Write out the records again, exactly, leaving none out.

Provided information —
---*---
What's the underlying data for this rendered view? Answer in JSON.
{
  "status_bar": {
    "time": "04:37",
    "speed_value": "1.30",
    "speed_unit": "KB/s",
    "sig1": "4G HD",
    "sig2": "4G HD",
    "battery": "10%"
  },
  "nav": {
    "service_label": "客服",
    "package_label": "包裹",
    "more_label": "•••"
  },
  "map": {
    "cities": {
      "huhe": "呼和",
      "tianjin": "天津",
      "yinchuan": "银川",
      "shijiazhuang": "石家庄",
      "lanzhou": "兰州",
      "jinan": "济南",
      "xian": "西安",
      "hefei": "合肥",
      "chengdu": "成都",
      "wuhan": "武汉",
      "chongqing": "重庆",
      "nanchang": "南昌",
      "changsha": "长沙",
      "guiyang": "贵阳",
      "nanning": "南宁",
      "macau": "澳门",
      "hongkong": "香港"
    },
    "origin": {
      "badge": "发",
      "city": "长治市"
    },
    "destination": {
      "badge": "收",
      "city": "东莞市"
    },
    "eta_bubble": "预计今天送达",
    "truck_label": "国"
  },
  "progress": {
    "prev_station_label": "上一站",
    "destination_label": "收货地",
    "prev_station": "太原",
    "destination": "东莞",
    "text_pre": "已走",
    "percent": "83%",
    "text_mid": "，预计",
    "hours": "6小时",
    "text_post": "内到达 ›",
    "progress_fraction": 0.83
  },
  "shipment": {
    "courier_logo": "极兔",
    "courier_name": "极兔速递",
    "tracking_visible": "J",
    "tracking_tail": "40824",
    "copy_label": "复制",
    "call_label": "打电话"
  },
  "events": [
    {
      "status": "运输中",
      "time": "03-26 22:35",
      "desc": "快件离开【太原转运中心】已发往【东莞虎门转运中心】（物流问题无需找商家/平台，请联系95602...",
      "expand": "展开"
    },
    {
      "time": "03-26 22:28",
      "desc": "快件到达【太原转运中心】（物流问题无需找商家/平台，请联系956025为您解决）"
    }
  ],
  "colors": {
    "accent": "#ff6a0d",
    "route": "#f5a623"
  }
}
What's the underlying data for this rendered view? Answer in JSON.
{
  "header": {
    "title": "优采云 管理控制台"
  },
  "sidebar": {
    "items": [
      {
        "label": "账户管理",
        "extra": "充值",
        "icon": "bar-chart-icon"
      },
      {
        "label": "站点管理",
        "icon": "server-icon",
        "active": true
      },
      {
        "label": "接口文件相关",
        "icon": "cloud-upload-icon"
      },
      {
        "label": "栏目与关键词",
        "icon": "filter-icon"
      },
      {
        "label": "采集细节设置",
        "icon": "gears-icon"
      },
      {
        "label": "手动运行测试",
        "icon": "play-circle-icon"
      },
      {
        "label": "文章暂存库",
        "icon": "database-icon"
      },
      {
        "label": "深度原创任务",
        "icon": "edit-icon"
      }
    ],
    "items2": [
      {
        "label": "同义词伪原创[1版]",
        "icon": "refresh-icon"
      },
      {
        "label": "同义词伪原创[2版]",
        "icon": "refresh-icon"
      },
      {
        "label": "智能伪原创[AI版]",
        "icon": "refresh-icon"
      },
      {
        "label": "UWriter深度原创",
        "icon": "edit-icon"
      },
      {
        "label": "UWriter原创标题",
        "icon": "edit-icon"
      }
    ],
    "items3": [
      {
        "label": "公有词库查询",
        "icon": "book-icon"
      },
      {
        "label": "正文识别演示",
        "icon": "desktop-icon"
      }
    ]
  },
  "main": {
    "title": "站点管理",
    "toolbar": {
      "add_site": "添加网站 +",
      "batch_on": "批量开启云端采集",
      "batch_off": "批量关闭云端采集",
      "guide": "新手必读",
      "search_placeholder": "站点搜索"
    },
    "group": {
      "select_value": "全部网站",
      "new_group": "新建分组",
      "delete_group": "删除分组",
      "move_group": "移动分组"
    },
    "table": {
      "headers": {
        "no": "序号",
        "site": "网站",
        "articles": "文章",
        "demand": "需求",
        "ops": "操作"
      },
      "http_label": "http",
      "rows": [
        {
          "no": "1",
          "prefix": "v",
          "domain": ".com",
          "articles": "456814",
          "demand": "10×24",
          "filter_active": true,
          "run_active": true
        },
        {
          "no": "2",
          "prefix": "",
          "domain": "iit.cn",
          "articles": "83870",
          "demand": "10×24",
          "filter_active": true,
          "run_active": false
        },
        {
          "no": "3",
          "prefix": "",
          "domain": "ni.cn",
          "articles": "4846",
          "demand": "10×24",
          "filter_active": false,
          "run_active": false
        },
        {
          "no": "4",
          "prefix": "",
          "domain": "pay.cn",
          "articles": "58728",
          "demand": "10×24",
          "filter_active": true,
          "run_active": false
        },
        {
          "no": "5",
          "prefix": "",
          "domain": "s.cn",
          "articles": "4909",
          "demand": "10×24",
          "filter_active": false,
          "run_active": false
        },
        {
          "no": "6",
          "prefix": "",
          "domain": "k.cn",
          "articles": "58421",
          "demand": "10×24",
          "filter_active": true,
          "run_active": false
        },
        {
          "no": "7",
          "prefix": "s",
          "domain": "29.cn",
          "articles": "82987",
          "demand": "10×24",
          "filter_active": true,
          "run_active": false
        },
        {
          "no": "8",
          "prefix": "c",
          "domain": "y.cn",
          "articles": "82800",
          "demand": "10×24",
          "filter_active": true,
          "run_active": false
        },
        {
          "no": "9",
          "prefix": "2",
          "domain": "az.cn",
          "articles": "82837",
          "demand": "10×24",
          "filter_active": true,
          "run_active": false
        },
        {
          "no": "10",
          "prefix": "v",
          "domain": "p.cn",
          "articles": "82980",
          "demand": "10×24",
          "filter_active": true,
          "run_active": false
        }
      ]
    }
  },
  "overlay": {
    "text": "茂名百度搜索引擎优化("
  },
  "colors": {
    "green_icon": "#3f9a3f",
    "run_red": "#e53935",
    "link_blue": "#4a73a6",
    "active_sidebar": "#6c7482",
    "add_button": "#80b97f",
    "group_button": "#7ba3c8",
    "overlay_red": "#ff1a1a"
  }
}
---*---
Reply —
What's the underlying data for this rendered view? Answer in JSON.
{
  "status_bar": {
    "time": "04:37",
    "speed_value": "1.30",
    "speed_unit": "KB/s",
    "sig1": "4G HD",
    "sig2": "4G HD",
    "battery": "10%"
  },
  "nav": {
    "service_label": "客服",
    "package_label": "包裹",
    "more_label": "•••"
  },
  "map": {
    "cities": {
      "huhe": "呼和",
      "tianjin": "天津",
      "yinchuan": "银川",
      "shijiazhuang": "石家庄",
      "lanzhou": "兰州",
      "jinan": "济南",
      "xian": "西安",
      "hefei": "合肥",
      "chengdu": "成都",
      "wuhan": "武汉",
      "chongqing": "重庆",
      "nanchang": "南昌",
      "changsha": "长沙",
      "guiyang": "贵阳",
      "nanning": "南宁",
      "macau": "澳门",
      "hongkong": "香港"
    },
    "origin": {
      "badge": "发",
      "city": "长治市"
    },
    "destination": {
      "badge": "收",
      "city": "东莞市"
    },
    "eta_bubble": "预计今天送达",
    "truck_label": "国"
  },
  "progress": {
    "prev_station_label": "上一站",
    "destination_label": "收货地",
    "prev_station": "太原",
    "destination": "东莞",
    "text_pre": "已走",
    "percent": "83%",
    "text_mid": "，预计",
    "hours": "6小时",
    "text_post": "内到达 ›",
    "progress_fraction": 0.83
  },
  "shipment": {
    "courier_logo": "极兔",
    "courier_name": "极兔速递",
    "tracking_visible": "J",
    "tracking_tail": "40824",
    "copy_label": "复制",
    "call_label": "打电话"
  },
  "events": [
    {
      "status": "运输中",
      "time": "03-26 22:35",
      "desc": "快件离开【太原转运中心】已发往【东莞虎门转运中心】（物流问题无需找商家/平台，请联系95602...",
      "expand": "展开"
    },
    {
      "time": "03-26 22:28",
      "desc": "快件到达【太原转运中心】（物流问题无需找商家/平台，请联系956025为您解决）"
    }
  ],
  "colors": {
    "accent": "#ff6a0d",
    "route": "#f5a623"
  }
}
What's the underlying data for this rendered view? Answer in JSON.
{
  "header": {
    "title": "优采云 管理控制台"
  },
  "sidebar": {
    "items": [
      {
        "label": "账户管理",
        "extra": "充值",
        "icon": "bar-chart-icon"
      },
      {
        "label": "站点管理",
        "icon": "server-icon",
        "active": true
      },
      {
        "label": "接口文件相关",
        "icon": "cloud-upload-icon"
      },
      {
        "label": "栏目与关键词",
        "icon": "filter-icon"
      },
      {
        "label": "采集细节设置",
        "icon": "gears-icon"
      },
      {
        "label": "手动运行测试",
        "icon": "play-circle-icon"
      },
      {
        "label": "文章暂存库",
        "icon": "database-icon"
      },
      {
        "label": "深度原创任务",
        "icon": "edit-icon"
      }
    ],
    "items2": [
      {
        "label": "同义词伪原创[1版]",
        "icon": "refresh-icon"
      },
      {
        "label": "同义词伪原创[2版]",
        "icon": "refresh-icon"
      },
      {
        "label": "智能伪原创[AI版]",
        "icon": "refresh-icon"
      },
      {
        "label": "UWriter深度原创",
        "icon": "edit-icon"
      },
      {
        "label": "UWriter原创标题",
        "icon": "edit-icon"
      }
    ],
    "items3": [
      {
        "label": "公有词库查询",
        "icon": "book-icon"
      },
      {
        "label": "正文识别演示",
        "icon": "desktop-icon"
      }
    ]
  },
  "main": {
    "title": "站点管理",
    "toolbar": {
      "add_site": "添加网站 +",
      "batch_on": "批量开启云端采集",
      "batch_off": "批量关闭云端采集",
      "guide": "新手必读",
      "search_placeholder": "站点搜索"
    },
    "group": {
      "select_value": "全部网站",
      "new_group": "新建分组",
      "delete_group": "删除分组",
      "move_group": "移动分组"
    },
    "table": {
      "headers": {
        "no": "序号",
        "site": "网站",
        "articles": "文章",
        "demand": "需求",
        "ops": "操作"
      },
      "http_label": "http",
      "rows": [
        {
          "no": "1",
          "prefix": "v",
          "domain": ".com",
          "articles": "456814",
          "demand": "10×24",
          "filter_active": true,
          "run_active": true
        },
        {
          "no": "2",
          "prefix": "",
          "domain": "iit.cn",
          "articles": "83870",
          "demand": "10×24",
          "filter_active": true,
          "run_active": false
        },
        {
          "no": "3",
          "prefix": "",
          "domain": "ni.cn",
          "articles": "4846",
          "demand": "10×24",
          "filter_active": false,
          "run_active": false
        },
        {
          "no": "4",
          "prefix": "",
          "domain": "pay.cn",
          "articles": "58728",
          "demand": "10×24",
          "filter_active": true,
          "run_active": false
        },
        {
          "no": "5",
          "prefix": "",
          "domain": "s.cn",
          "articles": "4909",
          "demand": "10×24",
          "filter_active": false,
          "run_active": false
        },
        {
          "no": "6",
          "prefix": "",
          "domain": "k.cn",
          "articles": "58421",
          "demand": "10×24",
          "filter_active": true,
          "run_active": false
        },
        {
          "no": "7",
          "prefix": "s",
          "domain": "29.cn",
          "articles": "82987",
          "demand": "10×24",
          "filter_active": true,
          "run_active": false
        },
        {
          "no": "8",
          "prefix": "c",
          "domain": "y.cn",
          "articles": "82800",
          "demand": "10×24",
          "filter_active": true,
          "run_active": false
        },
        {
          "no": "9",
          "prefix": "2",
          "domain": "az.cn",
          "articles": "82837",
          "demand": "10×24",
          "filter_active": true,
          "run_active": false
        },
        {
          "no": "10",
          "prefix": "v",
          "domain": "p.cn",
          "articles": "82980",
          "demand": "10×24",
          "filter_active": true,
          "run_active": false
        }
      ]
    }
  },
  "overlay": {
    "text": "茂名百度搜索引擎优化("
  },
  "colors": {
    "green_icon": "#3f9a3f",
    "run_red": "#e53935",
    "link_blue": "#4a73a6",
    "active_sidebar": "#6c7482",
    "add_button": "#80b97f",
    "group_button": "#7ba3c8",
    "overlay_red": "#ff1a1a"
  }
}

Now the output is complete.